Decellularization is the process of taking a donor organ and stripping its cells, leaving behind the extracellular matrix and all its chemical cues. The organ can then be repopulated with a patient's cells, producing working tissue for transplant that will not be rejected. The donor organ doesn't even have to be human: decellularization greatly improves the prospects for xenotransplantation, such as obtaining hearts or kidneys from pigs. So far decellularization has only been used in human medicine for comparatively simple tissue structures, such as the trachea, but researchers are not very many years away from trials for decellularized hearts and other major organs. This article goes into detail on the challenges still to be surmounted at every step of the way:
The strategy is simple enough in principle. First remove all the cells from a dead organ - it does not even have to be from a human - then take the protein scaffold left behind and repopulate it with stem cells immunologically matched to the patient in need. Voilà! The crippling shortage of transplantable organs around the world is solved. In practice, however, the process is beset with tremendous challenges. Researchers have had some success with growing and transplanting hollow, relatively simple organs such as tracheas and bladders. But growing solid organs such as kidneys or lungs means getting dozens of cell types into exactly the right positions, and simultaneously growing complete networks of blood vessels to keep them alive. The new organs must be sterile, able to grow if the patient is young, and at least nominally able to repair themselves. Most importantly, they have to work - ideally, for a lifetime.

· · ·

* **Tasks and exercises**
A - List each requirement that the decellularization text says newly grown organs must meet.
B - Please write the next part of the decellularization text, picking up after its final sentence.

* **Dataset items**
· · ·

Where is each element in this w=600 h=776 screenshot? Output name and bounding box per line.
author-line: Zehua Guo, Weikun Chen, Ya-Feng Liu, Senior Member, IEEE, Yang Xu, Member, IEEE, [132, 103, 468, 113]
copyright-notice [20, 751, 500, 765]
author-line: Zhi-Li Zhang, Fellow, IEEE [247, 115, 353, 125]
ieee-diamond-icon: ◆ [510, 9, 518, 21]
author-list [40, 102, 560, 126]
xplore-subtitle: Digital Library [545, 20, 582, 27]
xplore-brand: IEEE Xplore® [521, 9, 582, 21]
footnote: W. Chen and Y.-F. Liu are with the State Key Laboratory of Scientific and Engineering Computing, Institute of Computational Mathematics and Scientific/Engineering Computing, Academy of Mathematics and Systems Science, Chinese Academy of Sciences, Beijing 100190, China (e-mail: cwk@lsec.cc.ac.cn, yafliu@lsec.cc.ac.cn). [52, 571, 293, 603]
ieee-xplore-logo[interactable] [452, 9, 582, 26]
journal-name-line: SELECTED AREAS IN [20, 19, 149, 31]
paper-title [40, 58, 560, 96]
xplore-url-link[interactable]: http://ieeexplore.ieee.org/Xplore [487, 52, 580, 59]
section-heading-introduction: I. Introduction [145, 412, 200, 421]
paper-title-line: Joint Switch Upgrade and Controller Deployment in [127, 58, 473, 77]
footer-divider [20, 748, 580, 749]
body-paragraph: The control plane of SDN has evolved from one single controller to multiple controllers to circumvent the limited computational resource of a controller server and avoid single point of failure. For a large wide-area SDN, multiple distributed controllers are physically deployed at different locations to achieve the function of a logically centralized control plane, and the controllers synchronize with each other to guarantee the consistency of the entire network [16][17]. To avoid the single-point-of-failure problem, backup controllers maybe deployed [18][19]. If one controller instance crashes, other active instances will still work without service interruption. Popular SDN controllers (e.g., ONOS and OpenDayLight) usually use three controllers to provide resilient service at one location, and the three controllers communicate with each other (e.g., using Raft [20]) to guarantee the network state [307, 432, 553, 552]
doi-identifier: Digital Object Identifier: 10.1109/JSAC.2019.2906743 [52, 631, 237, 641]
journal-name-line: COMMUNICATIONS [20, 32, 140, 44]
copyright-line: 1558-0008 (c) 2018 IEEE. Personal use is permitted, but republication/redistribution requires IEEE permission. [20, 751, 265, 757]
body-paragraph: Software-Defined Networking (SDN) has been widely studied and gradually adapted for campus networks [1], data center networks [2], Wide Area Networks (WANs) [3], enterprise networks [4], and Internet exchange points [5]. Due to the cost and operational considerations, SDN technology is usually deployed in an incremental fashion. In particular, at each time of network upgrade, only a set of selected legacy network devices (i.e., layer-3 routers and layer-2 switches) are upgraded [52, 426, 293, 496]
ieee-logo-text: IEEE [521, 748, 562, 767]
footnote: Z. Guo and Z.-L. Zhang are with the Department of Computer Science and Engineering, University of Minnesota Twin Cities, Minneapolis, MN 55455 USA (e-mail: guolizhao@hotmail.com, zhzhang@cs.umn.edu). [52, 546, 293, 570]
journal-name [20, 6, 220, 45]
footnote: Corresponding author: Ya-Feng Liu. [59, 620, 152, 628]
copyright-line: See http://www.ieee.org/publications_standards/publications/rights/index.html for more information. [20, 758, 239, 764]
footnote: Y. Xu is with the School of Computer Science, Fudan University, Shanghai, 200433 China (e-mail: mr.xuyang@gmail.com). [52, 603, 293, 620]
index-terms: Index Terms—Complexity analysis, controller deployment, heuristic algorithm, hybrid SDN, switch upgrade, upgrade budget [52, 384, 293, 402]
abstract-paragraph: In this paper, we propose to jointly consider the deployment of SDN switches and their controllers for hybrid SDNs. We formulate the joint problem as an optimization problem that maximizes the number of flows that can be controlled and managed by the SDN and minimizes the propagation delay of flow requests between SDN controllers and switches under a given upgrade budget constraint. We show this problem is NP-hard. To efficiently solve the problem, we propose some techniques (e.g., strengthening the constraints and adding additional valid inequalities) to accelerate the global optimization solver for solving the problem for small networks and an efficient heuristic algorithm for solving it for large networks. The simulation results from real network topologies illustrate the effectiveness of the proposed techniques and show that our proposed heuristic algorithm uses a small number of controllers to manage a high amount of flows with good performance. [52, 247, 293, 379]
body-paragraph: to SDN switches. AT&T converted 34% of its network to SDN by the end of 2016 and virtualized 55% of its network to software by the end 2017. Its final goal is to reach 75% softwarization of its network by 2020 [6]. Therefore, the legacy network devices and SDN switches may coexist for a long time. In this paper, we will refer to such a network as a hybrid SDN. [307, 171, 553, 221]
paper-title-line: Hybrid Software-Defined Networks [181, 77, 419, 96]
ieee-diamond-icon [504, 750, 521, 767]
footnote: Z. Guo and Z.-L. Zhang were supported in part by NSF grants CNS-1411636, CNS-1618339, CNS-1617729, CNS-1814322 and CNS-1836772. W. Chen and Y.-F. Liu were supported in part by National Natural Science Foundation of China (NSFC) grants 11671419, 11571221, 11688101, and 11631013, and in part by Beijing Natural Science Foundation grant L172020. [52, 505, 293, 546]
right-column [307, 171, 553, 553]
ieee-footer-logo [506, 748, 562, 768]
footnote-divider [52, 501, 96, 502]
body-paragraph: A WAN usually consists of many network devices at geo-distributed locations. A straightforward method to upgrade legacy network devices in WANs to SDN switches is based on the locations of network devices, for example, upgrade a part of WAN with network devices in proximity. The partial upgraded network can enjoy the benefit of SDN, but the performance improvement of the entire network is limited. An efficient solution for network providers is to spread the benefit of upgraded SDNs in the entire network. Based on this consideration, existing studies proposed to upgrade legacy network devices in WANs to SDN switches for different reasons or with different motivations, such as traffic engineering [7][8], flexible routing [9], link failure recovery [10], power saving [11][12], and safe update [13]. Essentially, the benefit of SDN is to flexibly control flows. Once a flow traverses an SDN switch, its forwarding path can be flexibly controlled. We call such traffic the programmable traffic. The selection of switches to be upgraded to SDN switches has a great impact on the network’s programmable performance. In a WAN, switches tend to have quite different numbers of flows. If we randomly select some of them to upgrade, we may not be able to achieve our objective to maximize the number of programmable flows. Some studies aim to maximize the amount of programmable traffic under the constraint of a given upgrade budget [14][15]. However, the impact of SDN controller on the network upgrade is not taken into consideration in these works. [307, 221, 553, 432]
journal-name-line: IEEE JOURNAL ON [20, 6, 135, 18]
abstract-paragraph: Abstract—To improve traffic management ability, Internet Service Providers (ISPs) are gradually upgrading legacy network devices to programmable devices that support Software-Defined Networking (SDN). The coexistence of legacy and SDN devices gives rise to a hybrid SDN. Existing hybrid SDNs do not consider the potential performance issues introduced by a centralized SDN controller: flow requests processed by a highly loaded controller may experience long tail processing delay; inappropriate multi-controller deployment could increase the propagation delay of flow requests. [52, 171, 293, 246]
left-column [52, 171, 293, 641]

· · ·

* **Results of the exercise**
A -
- They must be sterile.
- They must be able to grow if the patient is young.
- They must be at least nominally able to repair themselves.
- They have to work, ideally for a lifetime.

B -
The leading techniques for would-be heart builders generally involve reusing what biology has already created. Suspended by plastic tubes in a drum-shaped chamber made of glass and plastic is a fresh human heart. Nearby is a pump that is quietly pushing detergent through a tube running into the heart's aorta. The flow forces the aortic valve closed and sends the detergent through the network of blood vessels that fed the muscle until its owner died a few days before. Over the course of about a week [this] flow of detergent will strip away lipids, DNA, soluble proteins, sugars and almost all the other cellular material from the heart, leaving only a pale mesh of collagen, laminins and other structural proteins: the 'extracellular matrix' that once held the organ together.
Through trial and error, scaling up the concentration, timing and pressure of the detergents, researchers have refined the decellularization process on hundreds of hearts and other organs. It is probably the best-developed stage of the organ-generating enterprise, but it is only the first step. Next, the scaffold needs to be repopulated with human cells. 'Recellularization' introduces another slew of challenges. "One, what cells do we use? Two, how many cells do we use? And three, should they be mature cells, embryonic stem cells, iPS [induced pluripotent stem] cells? What is the optimum cell source?" Using mature cells is tricky to say the least. "You can't get adult cardiocytes to proliferate. If you could, we wouldn't be having this conversation at all" - because damaged hearts could repair themselves and there would be no need for transplants.